Pick out every line holding the string "mean" and copy it.

━━━━━ THE RECORDS ━━━━━

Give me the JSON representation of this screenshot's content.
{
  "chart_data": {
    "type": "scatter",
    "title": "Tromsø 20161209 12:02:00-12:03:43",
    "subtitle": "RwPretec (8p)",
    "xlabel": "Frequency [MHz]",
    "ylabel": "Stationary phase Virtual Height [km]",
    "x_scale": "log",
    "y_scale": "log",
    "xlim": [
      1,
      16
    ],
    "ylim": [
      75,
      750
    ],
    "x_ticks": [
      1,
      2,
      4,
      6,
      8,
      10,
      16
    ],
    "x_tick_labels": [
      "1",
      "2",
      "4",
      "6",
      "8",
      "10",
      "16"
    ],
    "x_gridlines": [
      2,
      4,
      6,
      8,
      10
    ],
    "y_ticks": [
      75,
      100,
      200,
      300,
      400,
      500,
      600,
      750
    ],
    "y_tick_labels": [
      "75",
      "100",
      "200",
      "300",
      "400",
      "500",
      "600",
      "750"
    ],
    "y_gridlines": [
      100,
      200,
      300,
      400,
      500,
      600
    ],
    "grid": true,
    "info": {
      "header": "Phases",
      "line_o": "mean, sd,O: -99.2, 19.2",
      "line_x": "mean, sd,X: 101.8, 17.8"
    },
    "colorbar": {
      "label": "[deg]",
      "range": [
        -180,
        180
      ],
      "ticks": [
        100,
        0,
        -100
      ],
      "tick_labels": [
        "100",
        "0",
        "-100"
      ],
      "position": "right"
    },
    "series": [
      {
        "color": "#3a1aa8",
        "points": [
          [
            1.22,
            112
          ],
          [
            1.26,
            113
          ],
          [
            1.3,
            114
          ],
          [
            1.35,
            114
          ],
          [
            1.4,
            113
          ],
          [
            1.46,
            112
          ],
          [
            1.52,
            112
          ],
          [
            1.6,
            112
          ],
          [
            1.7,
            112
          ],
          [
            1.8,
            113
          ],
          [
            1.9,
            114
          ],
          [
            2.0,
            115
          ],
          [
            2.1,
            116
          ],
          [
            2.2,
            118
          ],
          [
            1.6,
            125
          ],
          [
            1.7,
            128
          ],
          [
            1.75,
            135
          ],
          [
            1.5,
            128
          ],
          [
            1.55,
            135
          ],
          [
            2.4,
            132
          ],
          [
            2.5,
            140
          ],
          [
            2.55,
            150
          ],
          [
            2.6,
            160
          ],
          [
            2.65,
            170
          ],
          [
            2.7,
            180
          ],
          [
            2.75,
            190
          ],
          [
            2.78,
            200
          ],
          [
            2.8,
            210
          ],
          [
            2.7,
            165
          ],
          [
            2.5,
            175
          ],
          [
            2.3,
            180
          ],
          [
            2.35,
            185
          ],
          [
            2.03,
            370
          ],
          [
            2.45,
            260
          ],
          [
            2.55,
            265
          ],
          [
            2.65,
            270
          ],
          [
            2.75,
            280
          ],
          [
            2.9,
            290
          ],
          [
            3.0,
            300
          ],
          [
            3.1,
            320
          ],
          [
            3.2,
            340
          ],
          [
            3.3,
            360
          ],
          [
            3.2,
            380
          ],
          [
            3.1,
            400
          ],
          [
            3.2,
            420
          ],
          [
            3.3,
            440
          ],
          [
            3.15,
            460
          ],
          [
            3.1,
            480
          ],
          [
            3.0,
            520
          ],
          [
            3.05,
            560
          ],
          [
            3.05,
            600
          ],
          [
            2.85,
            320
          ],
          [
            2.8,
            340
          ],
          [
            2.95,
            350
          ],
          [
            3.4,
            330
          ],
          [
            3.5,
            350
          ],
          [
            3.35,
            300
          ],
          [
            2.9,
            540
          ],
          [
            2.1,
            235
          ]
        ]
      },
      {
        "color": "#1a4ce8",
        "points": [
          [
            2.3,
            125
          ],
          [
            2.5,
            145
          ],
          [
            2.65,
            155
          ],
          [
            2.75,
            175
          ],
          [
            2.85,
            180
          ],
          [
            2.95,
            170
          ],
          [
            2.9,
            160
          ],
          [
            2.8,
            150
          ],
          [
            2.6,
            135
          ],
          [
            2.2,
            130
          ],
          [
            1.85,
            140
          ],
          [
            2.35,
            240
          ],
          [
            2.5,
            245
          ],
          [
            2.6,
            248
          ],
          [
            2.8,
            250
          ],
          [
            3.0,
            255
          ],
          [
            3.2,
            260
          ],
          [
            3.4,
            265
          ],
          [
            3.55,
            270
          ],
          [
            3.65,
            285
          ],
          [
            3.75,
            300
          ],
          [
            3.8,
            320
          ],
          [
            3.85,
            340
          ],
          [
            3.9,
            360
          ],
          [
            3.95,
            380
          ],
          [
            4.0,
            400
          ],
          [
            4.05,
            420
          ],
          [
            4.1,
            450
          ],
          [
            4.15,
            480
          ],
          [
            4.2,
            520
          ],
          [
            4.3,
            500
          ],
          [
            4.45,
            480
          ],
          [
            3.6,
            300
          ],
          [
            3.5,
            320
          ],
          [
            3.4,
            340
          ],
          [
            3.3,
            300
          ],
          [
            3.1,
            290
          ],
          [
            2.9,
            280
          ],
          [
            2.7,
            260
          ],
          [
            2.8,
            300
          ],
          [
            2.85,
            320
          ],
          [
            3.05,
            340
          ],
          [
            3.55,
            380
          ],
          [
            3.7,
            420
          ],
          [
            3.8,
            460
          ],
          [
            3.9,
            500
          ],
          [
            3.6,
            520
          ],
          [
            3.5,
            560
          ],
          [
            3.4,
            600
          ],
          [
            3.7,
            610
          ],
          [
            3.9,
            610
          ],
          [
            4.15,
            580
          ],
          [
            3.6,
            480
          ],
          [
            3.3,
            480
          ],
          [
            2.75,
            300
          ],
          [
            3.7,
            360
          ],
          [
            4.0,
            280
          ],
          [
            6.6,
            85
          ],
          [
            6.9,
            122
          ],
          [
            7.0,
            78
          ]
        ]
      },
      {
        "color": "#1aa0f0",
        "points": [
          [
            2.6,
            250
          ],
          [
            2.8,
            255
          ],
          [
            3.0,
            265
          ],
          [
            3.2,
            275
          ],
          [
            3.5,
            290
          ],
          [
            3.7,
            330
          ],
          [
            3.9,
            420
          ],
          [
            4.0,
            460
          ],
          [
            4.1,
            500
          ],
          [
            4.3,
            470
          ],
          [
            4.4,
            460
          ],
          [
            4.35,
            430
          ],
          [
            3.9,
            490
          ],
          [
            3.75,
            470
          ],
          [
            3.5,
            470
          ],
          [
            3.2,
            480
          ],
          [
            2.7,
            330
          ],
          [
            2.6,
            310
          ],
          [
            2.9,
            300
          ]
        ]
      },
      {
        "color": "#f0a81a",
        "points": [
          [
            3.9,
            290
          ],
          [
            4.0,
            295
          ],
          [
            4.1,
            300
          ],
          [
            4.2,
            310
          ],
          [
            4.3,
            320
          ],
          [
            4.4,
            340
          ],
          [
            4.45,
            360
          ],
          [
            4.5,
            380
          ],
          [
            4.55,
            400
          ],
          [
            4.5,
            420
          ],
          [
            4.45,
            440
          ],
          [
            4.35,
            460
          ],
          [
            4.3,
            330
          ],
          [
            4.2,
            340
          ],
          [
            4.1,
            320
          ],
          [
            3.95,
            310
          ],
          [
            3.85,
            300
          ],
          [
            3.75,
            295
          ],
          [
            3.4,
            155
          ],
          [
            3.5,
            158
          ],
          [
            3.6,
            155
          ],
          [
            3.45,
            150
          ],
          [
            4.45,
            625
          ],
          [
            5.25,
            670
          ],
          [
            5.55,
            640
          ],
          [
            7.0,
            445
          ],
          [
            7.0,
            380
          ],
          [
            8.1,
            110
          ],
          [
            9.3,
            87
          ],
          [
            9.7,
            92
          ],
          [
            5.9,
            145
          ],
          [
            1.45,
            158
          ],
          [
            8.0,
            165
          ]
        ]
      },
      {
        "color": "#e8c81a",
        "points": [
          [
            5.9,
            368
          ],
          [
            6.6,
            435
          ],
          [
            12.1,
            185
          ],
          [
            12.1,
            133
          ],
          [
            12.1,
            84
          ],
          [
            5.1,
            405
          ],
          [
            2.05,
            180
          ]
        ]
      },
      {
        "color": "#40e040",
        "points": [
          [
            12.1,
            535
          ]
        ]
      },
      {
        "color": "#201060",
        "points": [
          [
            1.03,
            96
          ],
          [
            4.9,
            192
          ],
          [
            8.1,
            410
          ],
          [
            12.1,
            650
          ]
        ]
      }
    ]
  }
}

━━━━━

RESULT OF THIS EXERCISE:
      "line_o": "mean, sd,O: -99.2, 19.2",
      "line_x": "mean, sd,X: 101.8, 17.8"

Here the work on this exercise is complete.